FRAGMENTO DEL DOCUMENTO
---

Como el demonio es el padre de la mentira, pone toda su astucia en juego para que no nos demos cuenta de nuestros errores. «Aquí hay un aspecto que nos puede engañar: al decir “todos somos pecadores”, como quien dice “buenos días”, algo habitual, incluso algo social, no tenemos una verdadera conciencia del pecado. No: yo soy un pecador por esto, esto y esto. (...) La verdad es siempre concreta»1. La sinceridad comienza con uno mismo. Como no estamos exentos de ningún mal, necesitamos acudir al Señor para ser sanados. Sobre el «demonio mudo», Jesús deja claro a sus apóstoles que «esa raza no puede ser expulsada por ningún medio, sino con la oración» (Mc 9,29). Acercarnos a Dios con sencillez, invocar al Espíritu Santo, nos dará la gracia de conocernos mejor para identificarnos más con Jesucristo.


CUANDO san Josemaría pensaba en las consecuencias que podía generar aquel «demonio mudo», aquella falta de sinceridad con uno mismo y con quien nos puede ayudar, las reunía en una palabra, quizás fuerte: «mezquindades»2. En su origen, se trata de lo que lógicamente sigue a la falta del aire limpio que genera la verdad, que distorsiona no solamente la capacidad de reconocer lo real de nuestra vida sino también, quizás, en las palabras de los demás. Lo vemos justamente en quienes presencian la escena después de que el Señor obra el milagro. Algunas personas de la multitud, en lugar de sorprenderse ante ese hecho inaudito, empezaron a decir que Jesús expulsaba los demonios por el poder de Beelzebul. Otros, yendo más allá, «le pedían una señal del cielo», lo cual no deja de ser paradójico, pues acababan de presenciar un verdadero milagro.

---

CONSIGNA DE TRABAJO 1
Indica si cada una de las afirmaciones (a), (b) y (c) concuerda con el texto sobre el «demonio mudo», respondiendo sí o no y citando textualmente las palabras que lo deciden. (a) Jesús dice a sus apóstoles que esa raza solo puede expulsarse con la oración. (b) San Josemaría reunía las consecuencias de la falta de sinceridad en la palabra «mentiras». (c) Algunas personas de la multitud afirmaron que Jesús expulsaba los demonios por el poder de Beelzebul.
CONSIGNA DE TRABAJO 2
Prosigue el texto sobre el «demonio mudo» a partir de su última oración.

Datos almacenados
---

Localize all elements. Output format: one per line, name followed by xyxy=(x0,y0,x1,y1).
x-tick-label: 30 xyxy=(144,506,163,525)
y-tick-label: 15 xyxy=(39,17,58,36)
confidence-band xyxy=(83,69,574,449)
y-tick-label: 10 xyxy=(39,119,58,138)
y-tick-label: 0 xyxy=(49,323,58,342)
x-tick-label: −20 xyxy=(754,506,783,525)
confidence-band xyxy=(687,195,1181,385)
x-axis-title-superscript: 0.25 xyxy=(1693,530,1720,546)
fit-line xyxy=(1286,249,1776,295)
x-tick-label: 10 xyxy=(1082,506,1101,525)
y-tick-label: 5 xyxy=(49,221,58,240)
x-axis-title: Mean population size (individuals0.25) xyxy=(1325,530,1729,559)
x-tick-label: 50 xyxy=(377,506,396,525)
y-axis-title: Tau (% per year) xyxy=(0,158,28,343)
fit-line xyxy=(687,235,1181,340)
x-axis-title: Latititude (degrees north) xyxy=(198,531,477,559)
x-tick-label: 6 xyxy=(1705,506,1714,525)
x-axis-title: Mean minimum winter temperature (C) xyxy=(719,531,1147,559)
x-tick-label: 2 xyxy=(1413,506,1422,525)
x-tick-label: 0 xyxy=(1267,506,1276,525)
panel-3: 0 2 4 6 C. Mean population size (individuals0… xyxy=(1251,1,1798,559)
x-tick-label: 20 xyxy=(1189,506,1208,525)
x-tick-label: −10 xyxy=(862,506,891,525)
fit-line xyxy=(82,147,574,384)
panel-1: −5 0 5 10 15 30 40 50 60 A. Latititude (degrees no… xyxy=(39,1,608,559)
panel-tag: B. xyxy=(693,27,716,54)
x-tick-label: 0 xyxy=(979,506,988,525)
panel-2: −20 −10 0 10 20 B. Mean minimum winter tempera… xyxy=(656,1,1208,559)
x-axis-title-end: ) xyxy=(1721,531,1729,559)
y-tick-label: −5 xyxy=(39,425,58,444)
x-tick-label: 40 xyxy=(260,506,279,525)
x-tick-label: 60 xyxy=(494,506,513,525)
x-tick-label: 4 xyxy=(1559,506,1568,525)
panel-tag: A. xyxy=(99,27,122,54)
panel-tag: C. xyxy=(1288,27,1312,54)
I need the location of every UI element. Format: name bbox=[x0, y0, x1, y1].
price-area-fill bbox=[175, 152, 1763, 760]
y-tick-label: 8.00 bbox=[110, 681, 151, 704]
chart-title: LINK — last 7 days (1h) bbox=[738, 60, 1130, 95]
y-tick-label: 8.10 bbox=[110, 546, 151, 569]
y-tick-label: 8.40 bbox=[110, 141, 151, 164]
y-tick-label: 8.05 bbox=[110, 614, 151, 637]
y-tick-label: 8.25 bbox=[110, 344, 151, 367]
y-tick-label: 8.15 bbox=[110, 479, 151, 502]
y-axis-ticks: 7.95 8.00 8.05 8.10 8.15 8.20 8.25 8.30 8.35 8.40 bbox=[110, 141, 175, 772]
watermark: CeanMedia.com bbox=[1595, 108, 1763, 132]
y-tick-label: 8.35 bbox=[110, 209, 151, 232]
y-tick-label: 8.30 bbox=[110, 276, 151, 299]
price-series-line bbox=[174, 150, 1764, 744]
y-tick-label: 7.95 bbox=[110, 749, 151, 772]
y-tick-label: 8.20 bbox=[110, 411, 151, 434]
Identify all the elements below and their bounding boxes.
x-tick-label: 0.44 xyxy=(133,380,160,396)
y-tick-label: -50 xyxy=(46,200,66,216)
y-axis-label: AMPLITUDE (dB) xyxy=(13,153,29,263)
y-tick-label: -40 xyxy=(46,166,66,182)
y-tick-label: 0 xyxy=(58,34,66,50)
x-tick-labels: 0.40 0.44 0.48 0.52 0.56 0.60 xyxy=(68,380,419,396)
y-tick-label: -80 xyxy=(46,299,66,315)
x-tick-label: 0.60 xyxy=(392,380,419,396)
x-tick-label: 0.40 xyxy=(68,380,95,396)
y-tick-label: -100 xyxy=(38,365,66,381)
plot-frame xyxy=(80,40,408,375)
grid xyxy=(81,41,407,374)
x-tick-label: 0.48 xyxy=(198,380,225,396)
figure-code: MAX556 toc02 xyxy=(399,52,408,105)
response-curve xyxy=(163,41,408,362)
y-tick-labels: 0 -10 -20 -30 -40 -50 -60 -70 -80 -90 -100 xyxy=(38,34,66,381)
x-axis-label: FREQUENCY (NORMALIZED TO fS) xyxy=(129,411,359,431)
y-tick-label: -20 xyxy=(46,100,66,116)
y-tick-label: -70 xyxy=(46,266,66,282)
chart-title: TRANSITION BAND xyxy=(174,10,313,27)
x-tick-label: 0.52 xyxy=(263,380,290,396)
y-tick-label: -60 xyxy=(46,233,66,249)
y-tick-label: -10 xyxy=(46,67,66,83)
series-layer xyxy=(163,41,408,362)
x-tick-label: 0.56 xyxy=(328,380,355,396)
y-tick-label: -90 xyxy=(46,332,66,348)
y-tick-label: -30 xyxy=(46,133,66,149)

---

RESPUESTA 1
(a) Sí: “esa raza no puede ser expulsada por ningún medio, sino con la oración”.
(b) No: “las reunía en una palabra, quizás fuerte: «mezquindades»”.
(c) Sí: “empezaron a decir que Jesús expulsaba los demonios por el poder de Beelzebul”.

RESPUESTA 2
Algunas veces sucede que, «si el demonio mudo se introduce en un alma, lo echa todo a perder»3, también las cosas buenas de la vida, como las maravillas que Dios obra delante de nuestros ojos. Una persona así, condiciona su propia capacidad de contemplar las acciones del Señor –en uno mismo y en los demás–, e incluso, como sucede en el pasaje evangélico, tergiversa sus intenciones. De ahí que sea valioso acudir diariamente al examen de conciencia para ponernos en ese breve tiempo, que es oración, con la disposición a que el Espíritu Santo ilumine nuestra conciencia y nos empuje a buscar querer cada día más a Dios; entonces, descubriremos la hondura de su amor por nosotros, pues nos abraza como el padre del hijo pródigo cuando reconocemos con sencillez nuestra dificultades y pecados. Por eso, la Iglesia suplica cada año: «Escucha con piedad nuestras súplicas, Señor, e ilumina las tinieblas de nuestro corazón con la gracia de tu Hijo, que viene a visitarnos»4.


JESÚS, en su defensa, argumenta con una explicación que cualquiera podría entender: todo reino dividido contra sí mismo está destinado a la ruina. Él no actúa por el poder del demonio, pues no tendría sentido que Beelzebul actuara contra sí mismo. Es por eso que el Señor les anuncia directamente el punto central: ese milagro es realmente una señal de que el Reino de Dios ha llegado. Lo que esas personas han presenciado no es más que una realización de lo que había sido anunciado, y que el mismo san Lucas trae a colación en los inicios de su Evangelio: Jesús es el Ungido de Dios que ha venido a traer la libertad a los cautivos.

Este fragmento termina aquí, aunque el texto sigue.